Text excerpt:

  8. Run the make tool to add metadata and create Makefiles to be used for PDF and epub creation:

    eoat-tool make

  9. Edit variables.yaml with your intended metadata.

  10. Build your deliverables:

    eoat-tool build fr

    (where fr is the two letter language code of the translation you want to epub/PDF)

Standard workflow:

  1. OCR a PDF with eoat-ocr.sh

    Given a PDF file, OCR and clean it up a little. Requires ImageMagick, tesseract, pdfinfo/pdfseparate.

    Usage:

    sh eoat-ocr.sh filename.pdf eng

    where eng is the three letter language code of the source document. See list here. Source language document is very important! Note that this may take awhile, depending on the number of pages in your PDF.

  2. Translate a file with eoat-trans.py

    eoat-trans.py uses Google's Translate API, which costs $, translate-shell, which is awesome, but you can and will get blocked by translation engines, so it's not great for large texts (but you can specify google, bing, yandex, etc), or Amazon Translate (free for 2M characters, then $). WARNING! translate-shell with many of the engines, even Google, can be unreliable because engines WILL block you after a certain number of characters. For important work, Google Cloud API is still unfortunately your best bet, though pricey, like $10/million characters. You can also now use OpenNMT Simple REST Server as an input, the script assumes it's running locally if you set the engine to opennmt.

    Usage for eoat-trans.py: python eoat-trans.py -i source_text_file -s two-letter-source_lang -t two-letter-target_lang [-e trans|gcloud] [-w wait_seconds]

    -e is optional, uses translate-shell by default. There's a default two second wait between translation requests, you can change this with -w.

  3. Cut files into individual markdown files for each chapter using eoat-split.py

    Usage:

    python eoat-split.py -i filename.txt -d CHAPTER

    (where CHAPTER is the chapter-delimiter; accepts UTF-8, so you can use other languages where necessary. For example, if your source text is Russian, you could use "Глава").

  4. Edit markdown output as needed. This is probably the hardest part. Good luck! You may want to skip this and run the other steps to see how much more post-processing work you've got to do.

Brief 1: List every command-line option that the eoat-tool instructions give for eoat-trans.py, along with what each one takes.
Brief 2: Carry on the eoat-tool instructions from the end of step 4.
The material that comes after this text can be ignored.

Data provided:
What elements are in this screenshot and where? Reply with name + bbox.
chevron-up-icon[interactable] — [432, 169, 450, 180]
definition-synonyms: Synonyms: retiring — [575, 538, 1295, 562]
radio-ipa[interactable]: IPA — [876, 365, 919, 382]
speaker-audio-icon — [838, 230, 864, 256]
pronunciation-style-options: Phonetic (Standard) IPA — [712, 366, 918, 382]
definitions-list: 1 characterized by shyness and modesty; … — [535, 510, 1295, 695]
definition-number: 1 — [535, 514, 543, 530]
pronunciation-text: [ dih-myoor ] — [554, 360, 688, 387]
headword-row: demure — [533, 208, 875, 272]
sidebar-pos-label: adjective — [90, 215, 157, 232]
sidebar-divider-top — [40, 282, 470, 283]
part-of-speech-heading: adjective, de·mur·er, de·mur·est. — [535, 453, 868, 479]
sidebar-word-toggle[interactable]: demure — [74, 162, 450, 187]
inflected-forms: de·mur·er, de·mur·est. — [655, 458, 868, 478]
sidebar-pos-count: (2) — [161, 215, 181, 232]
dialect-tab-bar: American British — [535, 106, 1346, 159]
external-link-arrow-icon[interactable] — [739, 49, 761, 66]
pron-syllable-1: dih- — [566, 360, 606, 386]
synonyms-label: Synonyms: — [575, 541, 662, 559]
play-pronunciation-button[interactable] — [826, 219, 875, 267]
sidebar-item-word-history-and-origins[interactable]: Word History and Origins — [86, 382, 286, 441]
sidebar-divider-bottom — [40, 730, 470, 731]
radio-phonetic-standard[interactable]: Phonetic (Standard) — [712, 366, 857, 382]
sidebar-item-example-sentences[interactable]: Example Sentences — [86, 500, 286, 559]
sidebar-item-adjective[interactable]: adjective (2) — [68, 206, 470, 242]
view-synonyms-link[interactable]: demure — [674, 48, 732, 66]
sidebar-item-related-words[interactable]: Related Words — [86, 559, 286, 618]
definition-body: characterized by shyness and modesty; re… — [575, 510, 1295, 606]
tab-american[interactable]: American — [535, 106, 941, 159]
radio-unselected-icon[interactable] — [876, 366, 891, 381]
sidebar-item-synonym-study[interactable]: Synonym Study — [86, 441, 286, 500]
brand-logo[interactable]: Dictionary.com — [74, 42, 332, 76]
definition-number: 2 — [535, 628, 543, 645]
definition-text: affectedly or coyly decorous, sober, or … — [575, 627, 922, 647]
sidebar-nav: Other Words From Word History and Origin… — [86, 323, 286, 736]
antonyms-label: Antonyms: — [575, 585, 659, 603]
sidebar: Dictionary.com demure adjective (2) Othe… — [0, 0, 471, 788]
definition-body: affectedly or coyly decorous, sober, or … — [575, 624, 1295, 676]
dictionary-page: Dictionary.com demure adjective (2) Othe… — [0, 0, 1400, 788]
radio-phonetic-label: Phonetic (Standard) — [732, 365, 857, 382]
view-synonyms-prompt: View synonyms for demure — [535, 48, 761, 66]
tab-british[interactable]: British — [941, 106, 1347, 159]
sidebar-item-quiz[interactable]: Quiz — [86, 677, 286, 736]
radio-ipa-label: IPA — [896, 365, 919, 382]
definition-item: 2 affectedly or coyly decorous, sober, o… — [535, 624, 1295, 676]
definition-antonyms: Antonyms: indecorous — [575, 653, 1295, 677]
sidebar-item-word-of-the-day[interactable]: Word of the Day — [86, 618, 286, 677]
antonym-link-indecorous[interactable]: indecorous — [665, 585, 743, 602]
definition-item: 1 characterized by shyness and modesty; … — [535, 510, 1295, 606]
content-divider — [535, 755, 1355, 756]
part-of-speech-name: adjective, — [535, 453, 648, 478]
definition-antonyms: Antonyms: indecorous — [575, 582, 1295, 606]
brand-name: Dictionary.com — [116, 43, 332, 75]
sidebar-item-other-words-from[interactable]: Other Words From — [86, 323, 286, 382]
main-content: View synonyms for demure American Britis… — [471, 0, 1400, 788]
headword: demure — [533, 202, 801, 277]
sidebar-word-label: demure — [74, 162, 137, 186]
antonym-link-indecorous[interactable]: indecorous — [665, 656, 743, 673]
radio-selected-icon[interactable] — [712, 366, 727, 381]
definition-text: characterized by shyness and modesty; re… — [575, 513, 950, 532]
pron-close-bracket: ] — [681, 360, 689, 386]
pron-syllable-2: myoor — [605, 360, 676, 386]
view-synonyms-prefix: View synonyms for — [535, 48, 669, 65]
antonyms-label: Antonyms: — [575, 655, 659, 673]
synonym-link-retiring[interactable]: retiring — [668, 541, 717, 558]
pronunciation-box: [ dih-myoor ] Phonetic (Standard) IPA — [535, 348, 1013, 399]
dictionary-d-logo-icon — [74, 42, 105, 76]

Answer section 1:
-i: the source text file
-s: the two-letter source language
-t: the two-letter target language
-e: the translation engine (trans or gcloud), which is optional and defaults to translate-shell
-w: the wait in seconds between translation requests, which defaults to two seconds

Answer section 2:
  5. Build a Makefile that will generate your epub and PDF files from your Markdown source with eoat-make.py

    Creates a make file that will output epub and PDF, gathering all *.md files in the current directory. Requires xetex and pandoc. And ebook-viewer if you want to pop open the output. You should only have to run this once; if you run it again at some point, make sure you've deleted all autogenerated langmd files created using step 6.

    Usage: python eoat-make.py

  6. Create PDF and epub files using eoat-build.sh

    Usage: sh eoat-build.sh two_letter_lang

    eoat-build.sh requires eoat-printlang.py, which can also be used in standalone mode. It takes a master file that contains two languages, like:

     Это по русски
    
     This is in English
    
     Это по русски
    
     This is in English
    

    And exports the language you specify. Usage is python eoat-printlang.py input_file two_letter_lang_code

Other scripts:

  • eoat-cleanup.sh: The file cleanup components from eoat-ocr.sh without the ocr part.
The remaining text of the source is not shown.